■ Requirement
In the listing that follows, count each line containing the string "Hotkey" and report only the count.

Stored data
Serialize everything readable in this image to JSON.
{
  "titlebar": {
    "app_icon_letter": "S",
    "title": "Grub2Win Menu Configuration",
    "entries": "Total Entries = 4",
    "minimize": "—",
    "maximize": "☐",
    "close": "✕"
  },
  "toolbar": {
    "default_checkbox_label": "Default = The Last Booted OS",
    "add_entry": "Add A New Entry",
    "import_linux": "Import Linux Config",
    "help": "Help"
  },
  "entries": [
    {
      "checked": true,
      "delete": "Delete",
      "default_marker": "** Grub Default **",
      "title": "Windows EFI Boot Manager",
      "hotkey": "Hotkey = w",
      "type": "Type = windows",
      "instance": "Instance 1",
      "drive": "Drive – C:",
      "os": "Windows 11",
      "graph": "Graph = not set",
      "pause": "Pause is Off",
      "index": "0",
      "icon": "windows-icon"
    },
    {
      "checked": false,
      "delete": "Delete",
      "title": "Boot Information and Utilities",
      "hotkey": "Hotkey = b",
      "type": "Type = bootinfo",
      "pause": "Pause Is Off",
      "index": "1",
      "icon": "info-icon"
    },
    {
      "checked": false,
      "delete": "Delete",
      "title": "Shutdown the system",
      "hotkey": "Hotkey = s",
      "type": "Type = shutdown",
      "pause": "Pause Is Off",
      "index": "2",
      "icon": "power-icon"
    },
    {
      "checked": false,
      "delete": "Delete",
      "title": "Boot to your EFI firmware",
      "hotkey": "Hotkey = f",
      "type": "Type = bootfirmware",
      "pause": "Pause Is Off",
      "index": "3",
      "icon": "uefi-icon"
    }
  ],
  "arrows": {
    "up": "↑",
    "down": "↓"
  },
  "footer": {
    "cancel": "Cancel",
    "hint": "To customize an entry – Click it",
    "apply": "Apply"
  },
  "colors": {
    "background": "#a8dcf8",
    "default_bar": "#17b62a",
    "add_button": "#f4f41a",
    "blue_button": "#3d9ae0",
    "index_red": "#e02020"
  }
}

■ Completed task
4